**What you should do**: Find "Output the underlying" in the data below; transcribe the line it appears on and each line after it, exactly, to the end, and nothing else.
◆ ◆ ◆ ◆ ◆ ◆ ◆
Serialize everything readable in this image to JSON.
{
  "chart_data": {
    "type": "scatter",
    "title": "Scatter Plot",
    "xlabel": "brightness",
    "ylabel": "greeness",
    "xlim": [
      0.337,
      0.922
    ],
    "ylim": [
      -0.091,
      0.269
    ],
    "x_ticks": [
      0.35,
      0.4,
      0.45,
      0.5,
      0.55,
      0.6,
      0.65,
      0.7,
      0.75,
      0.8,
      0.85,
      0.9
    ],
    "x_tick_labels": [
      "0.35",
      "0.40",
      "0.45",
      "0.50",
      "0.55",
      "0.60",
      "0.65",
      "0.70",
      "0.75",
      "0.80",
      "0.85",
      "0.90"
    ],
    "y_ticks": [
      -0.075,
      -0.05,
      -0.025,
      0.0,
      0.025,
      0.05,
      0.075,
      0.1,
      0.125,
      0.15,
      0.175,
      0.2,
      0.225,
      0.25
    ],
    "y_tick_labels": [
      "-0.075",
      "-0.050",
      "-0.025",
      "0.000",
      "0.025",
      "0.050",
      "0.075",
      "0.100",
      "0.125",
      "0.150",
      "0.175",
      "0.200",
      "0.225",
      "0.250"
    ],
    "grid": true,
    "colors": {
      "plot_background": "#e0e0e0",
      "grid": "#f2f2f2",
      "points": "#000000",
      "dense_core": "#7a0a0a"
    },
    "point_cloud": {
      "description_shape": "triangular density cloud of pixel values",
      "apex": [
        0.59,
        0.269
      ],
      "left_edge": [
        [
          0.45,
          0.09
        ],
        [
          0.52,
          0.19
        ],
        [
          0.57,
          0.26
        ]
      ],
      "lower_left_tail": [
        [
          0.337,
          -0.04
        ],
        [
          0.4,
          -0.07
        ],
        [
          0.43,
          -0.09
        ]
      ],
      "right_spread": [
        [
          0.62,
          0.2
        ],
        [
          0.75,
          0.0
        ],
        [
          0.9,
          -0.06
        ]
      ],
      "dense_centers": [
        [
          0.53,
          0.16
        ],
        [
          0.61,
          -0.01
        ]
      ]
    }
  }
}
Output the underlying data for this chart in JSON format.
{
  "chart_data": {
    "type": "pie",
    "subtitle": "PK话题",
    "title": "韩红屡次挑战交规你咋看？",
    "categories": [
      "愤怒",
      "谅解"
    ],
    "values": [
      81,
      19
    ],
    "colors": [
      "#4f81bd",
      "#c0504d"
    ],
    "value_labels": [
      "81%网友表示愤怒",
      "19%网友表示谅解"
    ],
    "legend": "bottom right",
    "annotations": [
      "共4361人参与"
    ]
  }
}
◆ ◆ ◆ ◆ ◆ ◆ ◆
**Exercise output**:
Output the underlying data for this chart in JSON format.
{
  "chart_data": {
    "type": "pie",
    "subtitle": "PK话题",
    "title": "韩红屡次挑战交规你咋看？",
    "categories": [
      "愤怒",
      "谅解"
    ],
    "values": [
      81,
      19
    ],
    "colors": [
      "#4f81bd",
      "#c0504d"
    ],
    "value_labels": [
      "81%网友表示愤怒",
      "19%网友表示谅解"
    ],
    "legend": "bottom right",
    "annotations": [
      "共4361人参与"
    ]
  }
}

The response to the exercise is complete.